### Source
______________________________

# 811 Remote UHF Mode - Phantom



## blkhouse (Jan 18, 2005)

Starting this weekend, I started to get some random "Get Info" screens, and since the unit is in a rambler basement it couldn't be IR (which I know is actually still active even when using the remote in UHF mode - another story). I run the remote in UHF mode because of obstructions, and need to keep it that way.

I don't think it is another 811 remote because there are only 4 houses close together on a very small strip of the road. I know my neighbors don't have Dish Network. One neighbor has Directv but I have never had problems with them before.

It was obvious that I was interfering with someone, because as soon as I turned it off it would turn back on. I battled till they quit, hoping I would hear someone curse as I stuck my head out the back door. No such luck. What could also cause that kind of interference with the remote?


----------



## Jason Nipp (Jun 10, 2004)

blkhouse said:


> Starting this weekend, I started to get some random "Get Info" screens, and since the unit is in a rambler basement it couldn't be IR (which I know is actually still active even when using the remote in UHF mode - another story). I run the remote in UHF mode because of obstructions, and need to keep it that way.
> 
> I don't think it is another 811 remote because there are only 4 houses close together on a very small strip of the road. I know my neighbors don't have Dish Network. One neighbor has Directv but I have never had problems with them before.
> 
> It was obvious that I was interfering with someone, because as soon as I turned it off it would turn back on. I battled till they quit, hoping I would hear someone curse as I stuck my head out the back door. No such luck. What could also cause that kind of interference with the remote?


The 811's UHF Pro 8.0 remote only operates the 811 receiver via UHF... It cannot do IR for Sat mode.

Try changing your remote controls address. Default is 1, so like alot of your neighbors could be on the same frequency and I have had remote fights as well. It's all fun until your team is headed for the goal posts and pop... Blues Clues replaces the winning touchdown shot.

To change your remote address, do this.

______________________________

### Data excerpts
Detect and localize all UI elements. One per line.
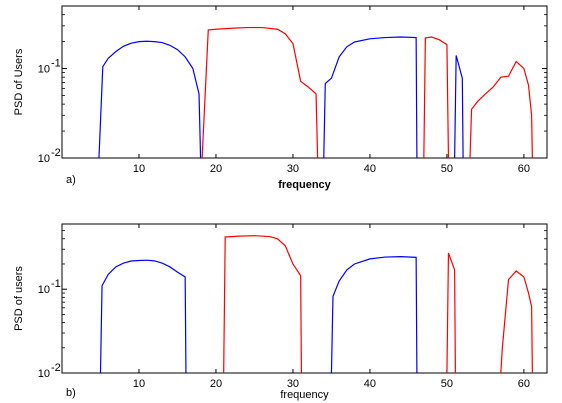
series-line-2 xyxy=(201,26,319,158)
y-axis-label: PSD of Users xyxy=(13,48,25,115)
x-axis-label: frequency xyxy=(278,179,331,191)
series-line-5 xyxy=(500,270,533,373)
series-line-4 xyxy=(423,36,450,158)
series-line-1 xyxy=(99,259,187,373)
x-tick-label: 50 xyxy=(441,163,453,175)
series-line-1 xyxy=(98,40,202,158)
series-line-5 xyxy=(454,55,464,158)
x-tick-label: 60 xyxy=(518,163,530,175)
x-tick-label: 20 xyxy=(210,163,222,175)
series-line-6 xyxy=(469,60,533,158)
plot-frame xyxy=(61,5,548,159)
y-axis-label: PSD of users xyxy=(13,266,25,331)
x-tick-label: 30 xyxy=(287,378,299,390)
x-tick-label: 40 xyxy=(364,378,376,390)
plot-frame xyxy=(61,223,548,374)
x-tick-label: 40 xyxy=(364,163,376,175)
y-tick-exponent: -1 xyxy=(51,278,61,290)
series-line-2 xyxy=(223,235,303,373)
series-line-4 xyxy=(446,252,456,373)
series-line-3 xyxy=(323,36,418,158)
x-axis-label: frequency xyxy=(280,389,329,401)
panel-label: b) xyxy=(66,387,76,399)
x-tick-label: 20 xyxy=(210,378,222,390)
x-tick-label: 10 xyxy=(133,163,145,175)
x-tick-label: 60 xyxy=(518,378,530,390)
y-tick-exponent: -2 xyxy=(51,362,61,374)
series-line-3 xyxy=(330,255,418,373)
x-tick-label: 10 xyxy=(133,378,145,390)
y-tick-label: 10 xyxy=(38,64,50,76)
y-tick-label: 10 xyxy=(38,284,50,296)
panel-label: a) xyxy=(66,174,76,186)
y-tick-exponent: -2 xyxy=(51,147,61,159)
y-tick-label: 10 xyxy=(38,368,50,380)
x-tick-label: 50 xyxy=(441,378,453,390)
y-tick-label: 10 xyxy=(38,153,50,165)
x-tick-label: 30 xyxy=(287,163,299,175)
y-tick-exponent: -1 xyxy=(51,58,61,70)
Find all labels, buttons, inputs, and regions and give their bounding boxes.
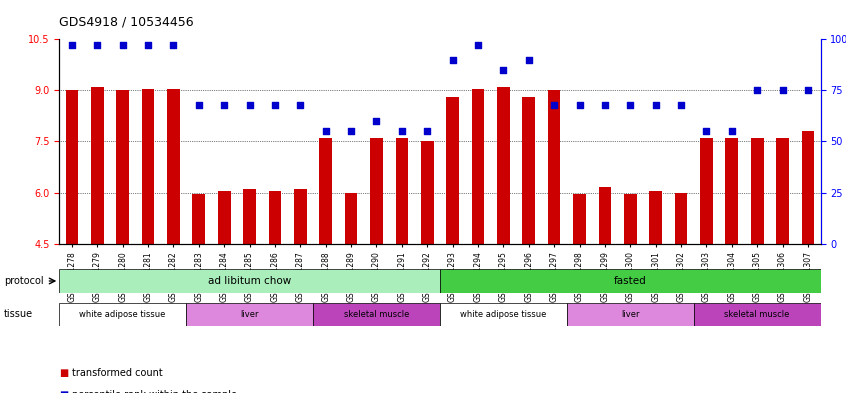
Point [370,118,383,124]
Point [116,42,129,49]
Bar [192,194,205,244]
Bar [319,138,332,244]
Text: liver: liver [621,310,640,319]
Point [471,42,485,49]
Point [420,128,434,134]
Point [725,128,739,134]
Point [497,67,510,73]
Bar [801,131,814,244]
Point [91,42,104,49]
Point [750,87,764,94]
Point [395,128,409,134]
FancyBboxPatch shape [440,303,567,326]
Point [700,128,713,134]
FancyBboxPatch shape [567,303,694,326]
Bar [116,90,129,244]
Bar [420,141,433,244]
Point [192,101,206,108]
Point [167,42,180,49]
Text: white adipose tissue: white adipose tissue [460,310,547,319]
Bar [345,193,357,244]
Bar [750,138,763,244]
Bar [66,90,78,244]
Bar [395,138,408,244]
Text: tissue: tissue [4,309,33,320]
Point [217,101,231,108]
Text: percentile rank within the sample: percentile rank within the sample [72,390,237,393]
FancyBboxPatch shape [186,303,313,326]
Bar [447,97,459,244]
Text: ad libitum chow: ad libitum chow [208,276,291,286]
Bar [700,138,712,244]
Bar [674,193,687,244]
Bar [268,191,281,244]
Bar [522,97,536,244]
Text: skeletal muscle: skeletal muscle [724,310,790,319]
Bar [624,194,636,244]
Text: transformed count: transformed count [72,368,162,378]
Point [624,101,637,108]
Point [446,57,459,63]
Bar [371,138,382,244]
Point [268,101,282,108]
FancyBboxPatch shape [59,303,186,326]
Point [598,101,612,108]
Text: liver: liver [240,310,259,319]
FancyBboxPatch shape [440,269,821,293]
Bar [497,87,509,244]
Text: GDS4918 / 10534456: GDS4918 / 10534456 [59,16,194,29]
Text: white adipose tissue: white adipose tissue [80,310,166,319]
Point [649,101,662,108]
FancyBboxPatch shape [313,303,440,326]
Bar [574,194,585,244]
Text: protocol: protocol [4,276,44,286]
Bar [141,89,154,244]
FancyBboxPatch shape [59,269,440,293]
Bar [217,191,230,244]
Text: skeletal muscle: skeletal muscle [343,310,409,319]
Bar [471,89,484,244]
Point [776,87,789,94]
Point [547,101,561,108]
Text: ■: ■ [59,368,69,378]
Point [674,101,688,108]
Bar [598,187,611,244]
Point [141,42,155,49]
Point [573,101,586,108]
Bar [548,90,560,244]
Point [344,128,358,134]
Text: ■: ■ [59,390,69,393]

______________________________

### Set exercise
Continue the forum thread about the 811 remote's UHF mode, starting right after its last sentence.

### Final result
Press "System Info" button on the front panel of the receiver itself. It is important to do this because if you select "System Info" from the remote, your likely going to change the address of the interfering unit as well, and that will not correct your issue.

So again, press "Sys Info" on the 811 front panel. The number you see listed under Remote Address at the bottom of the screen is the current address of your remote.

To change it, Hold down the "SAT" button on your remote until you see all mode buttons blink, then type in your new desired address, for grins, select a high number, type in "11" then press the pound key "#". You will see the "SAT" button blink like 3 times to tell you it is a valid address. Then, while still in the "Sys Info" screen, press the "Record" button on the remote. This step is critical, because otherwise you will change the remote addy, but not the receivers addy, and your remote will not function until you do change the address on the receiver.

After you pressed the "Record" button, you should have seen the number listed under "Remote Address" change. Now with the remote you can exit out back to TV and you should be good. If you get interference again, try another remote address, but this should probably fix your issue.

BTW, the interfering unit does not need to be another 811. All ViP and Dish Pro receivers that use UHF Pro, operate on the same frequency range. It could be a 622, 522, 921, etc...

Hope this helps,
Jason


----------



## blkhouse (Jan 18, 2005)

Thanks, I will try that.

There are no Dish Network units in the area that could account for the problem - next Dish I have seen is over 1/4 of a mile away. I think for some reason it is a new cell phone scanning, my close neighbors are cable or Directv. The only popups I get are "Get Info" screens.

I know the remote only does UHF, but the 811 unit itself actually will pick up IR signals from another source. I had to program my father-in-laws Harmony Universal IR Remote, and I tested it on my system feeling for sure the 811 part wouldn't work. I was surprised, It was slow but it worked. That is why I checked to see if any of my other IR remotes actually affected the unit.


----------



## Jason Nipp (Jun 10, 2004)

blkhouse said:


> Thanks, I will try that.
> 
> There are no Dish Network units in the area that could account for the problem - next Dish I have seen is over 1/4 of a mile away. I think for some reason it is a new cell phone scanning, my close neighbors are cable or Directv. The only pop ups I get are "Get Info" screens.
> 
> I know the remote only does UHF, but the 811 unit itself actually will pick up IR signals from another source. I had to program my father-in-laws Harmony Universal IR Remote, and I tested it on my system feeling for sure the 811 part wouldn't work. I was surprised, It was slow but it worked. That is why I checked to see if any of my other IR remotes actually affected the unit.


OK, let me ask a question for clarification, what exactly does this pop up say?

Does it say something like: "Your Electronic Program Guide is out of date", with a Get Info, Cancel, Ignore selection screen, type of thing?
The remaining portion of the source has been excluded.